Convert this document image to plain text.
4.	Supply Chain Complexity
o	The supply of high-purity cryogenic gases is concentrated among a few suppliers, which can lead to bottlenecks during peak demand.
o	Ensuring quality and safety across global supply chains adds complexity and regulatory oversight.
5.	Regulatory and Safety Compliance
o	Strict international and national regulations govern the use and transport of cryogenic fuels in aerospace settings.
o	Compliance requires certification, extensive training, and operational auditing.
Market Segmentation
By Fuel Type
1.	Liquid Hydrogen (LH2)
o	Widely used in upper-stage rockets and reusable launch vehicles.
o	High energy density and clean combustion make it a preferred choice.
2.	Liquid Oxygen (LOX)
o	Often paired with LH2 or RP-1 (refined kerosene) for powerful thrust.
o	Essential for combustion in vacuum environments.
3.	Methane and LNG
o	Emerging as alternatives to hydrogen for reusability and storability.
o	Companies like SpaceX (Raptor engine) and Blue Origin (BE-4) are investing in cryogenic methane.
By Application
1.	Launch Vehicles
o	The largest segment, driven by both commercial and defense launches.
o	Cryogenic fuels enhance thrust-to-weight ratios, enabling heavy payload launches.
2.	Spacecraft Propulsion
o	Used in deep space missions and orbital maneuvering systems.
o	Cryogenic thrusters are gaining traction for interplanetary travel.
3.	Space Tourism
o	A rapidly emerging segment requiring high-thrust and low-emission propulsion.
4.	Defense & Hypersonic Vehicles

|---|

SET TASK. Repeat back the data above, exact to the last character.

TASK ANSWER.
Convert this document image to plain text.
4.	Supply Chain Complexity
o	The supply of high-purity cryogenic gases is concentrated among a few suppliers, which can lead to bottlenecks during peak demand.
o	Ensuring quality and safety across global supply chains adds complexity and regulatory oversight.
5.	Regulatory and Safety Compliance
o	Strict international and national regulations govern the use and transport of cryogenic fuels in aerospace settings.
o	Compliance requires certification, extensive training, and operational auditing.
Market Segmentation
By Fuel Type
1.	Liquid Hydrogen (LH2)
o	Widely used in upper-stage rockets and reusable launch vehicles.
o	High energy density and clean combustion make it a preferred choice.
2.	Liquid Oxygen (LOX)
o	Often paired with LH2 or RP-1 (refined kerosene) for powerful thrust.
o	Essential for combustion in vacuum environments.
3.	Methane and LNG
o	Emerging as alternatives to hydrogen for reusability and storability.
o	Companies like SpaceX (Raptor engine) and Blue Origin (BE-4) are investing in cryogenic methane.
By Application
1.	Launch Vehicles
o	The largest segment, driven by both commercial and defense launches.
o	Cryogenic fuels enhance thrust-to-weight ratios, enabling heavy payload launches.
2.	Spacecraft Propulsion
o	Used in deep space missions and orbital maneuvering systems.
o	Cryogenic thrusters are gaining traction for interplanetary travel.
3.	Space Tourism
o	A rapidly emerging segment requiring high-thrust and low-emission propulsion.
4.	Defense & Hypersonic Vehicles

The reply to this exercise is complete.